Data extracted from a collection
+--

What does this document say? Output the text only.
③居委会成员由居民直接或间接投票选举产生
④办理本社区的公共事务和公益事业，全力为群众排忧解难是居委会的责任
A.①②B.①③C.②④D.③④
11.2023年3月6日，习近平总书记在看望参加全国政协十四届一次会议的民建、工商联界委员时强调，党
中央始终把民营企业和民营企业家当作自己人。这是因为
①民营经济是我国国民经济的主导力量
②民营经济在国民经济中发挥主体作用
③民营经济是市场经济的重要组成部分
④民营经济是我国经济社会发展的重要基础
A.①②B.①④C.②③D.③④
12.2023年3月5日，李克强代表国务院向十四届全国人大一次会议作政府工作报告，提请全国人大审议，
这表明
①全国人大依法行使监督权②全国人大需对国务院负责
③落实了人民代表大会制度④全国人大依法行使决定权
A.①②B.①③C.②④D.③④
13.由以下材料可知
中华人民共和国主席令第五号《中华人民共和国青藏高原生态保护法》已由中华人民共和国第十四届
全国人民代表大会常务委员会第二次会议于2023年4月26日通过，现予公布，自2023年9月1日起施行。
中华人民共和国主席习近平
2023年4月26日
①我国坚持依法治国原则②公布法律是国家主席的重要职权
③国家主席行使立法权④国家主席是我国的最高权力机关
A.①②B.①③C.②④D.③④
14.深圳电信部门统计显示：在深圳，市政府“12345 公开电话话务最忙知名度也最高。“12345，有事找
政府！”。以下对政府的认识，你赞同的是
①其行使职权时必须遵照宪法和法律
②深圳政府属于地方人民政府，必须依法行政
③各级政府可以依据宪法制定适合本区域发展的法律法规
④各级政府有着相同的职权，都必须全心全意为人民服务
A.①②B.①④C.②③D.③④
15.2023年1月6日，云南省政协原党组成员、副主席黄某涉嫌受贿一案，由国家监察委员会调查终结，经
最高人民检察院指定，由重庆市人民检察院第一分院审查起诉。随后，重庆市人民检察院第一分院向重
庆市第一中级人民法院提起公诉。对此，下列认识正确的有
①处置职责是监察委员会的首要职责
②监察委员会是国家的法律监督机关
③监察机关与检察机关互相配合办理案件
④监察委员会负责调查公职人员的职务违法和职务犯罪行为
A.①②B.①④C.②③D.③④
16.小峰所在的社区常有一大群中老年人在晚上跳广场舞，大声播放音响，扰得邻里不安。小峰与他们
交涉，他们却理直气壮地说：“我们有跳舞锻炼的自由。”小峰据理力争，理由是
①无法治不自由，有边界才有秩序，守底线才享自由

+--

--- EXERCISE GOAL ---
Return the listing above word for word.

--- FINISHED TASK ---
What does this document say? Output the text only.
③居委会成员由居民直接或间接投票选举产生
④办理本社区的公共事务和公益事业，全力为群众排忧解难是居委会的责任
A.①②B.①③C.②④D.③④
11.2023年3月6日，习近平总书记在看望参加全国政协十四届一次会议的民建、工商联界委员时强调，党
中央始终把民营企业和民营企业家当作自己人。这是因为
①民营经济是我国国民经济的主导力量
②民营经济在国民经济中发挥主体作用
③民营经济是市场经济的重要组成部分
④民营经济是我国经济社会发展的重要基础
A.①②B.①④C.②③D.③④
12.2023年3月5日，李克强代表国务院向十四届全国人大一次会议作政府工作报告，提请全国人大审议，
这表明
①全国人大依法行使监督权②全国人大需对国务院负责
③落实了人民代表大会制度④全国人大依法行使决定权
A.①②B.①③C.②④D.③④
13.由以下材料可知
中华人民共和国主席令第五号《中华人民共和国青藏高原生态保护法》已由中华人民共和国第十四届
全国人民代表大会常务委员会第二次会议于2023年4月26日通过，现予公布，自2023年9月1日起施行。
中华人民共和国主席习近平
2023年4月26日
①我国坚持依法治国原则②公布法律是国家主席的重要职权
③国家主席行使立法权④国家主席是我国的最高权力机关
A.①②B.①③C.②④D.③④
14.深圳电信部门统计显示：在深圳，市政府“12345 公开电话话务最忙知名度也最高。“12345，有事找
政府！”。以下对政府的认识，你赞同的是
①其行使职权时必须遵照宪法和法律
②深圳政府属于地方人民政府，必须依法行政
③各级政府可以依据宪法制定适合本区域发展的法律法规
④各级政府有着相同的职权，都必须全心全意为人民服务
A.①②B.①④C.②③D.③④
15.2023年1月6日，云南省政协原党组成员、副主席黄某涉嫌受贿一案，由国家监察委员会调查终结，经
最高人民检察院指定，由重庆市人民检察院第一分院审查起诉。随后，重庆市人民检察院第一分院向重
庆市第一中级人民法院提起公诉。对此，下列认识正确的有
①处置职责是监察委员会的首要职责
②监察委员会是国家的法律监督机关
③监察机关与检察机关互相配合办理案件
④监察委员会负责调查公职人员的职务违法和职务犯罪行为
A.①②B.①④C.②③D.③④
16.小峰所在的社区常有一大群中老年人在晚上跳广场舞，大声播放音响，扰得邻里不安。小峰与他们
交涉，他们却理直气壮地说：“我们有跳舞锻炼的自由。”小峰据理力争，理由是
①无法治不自由，有边界才有秩序，守底线才享自由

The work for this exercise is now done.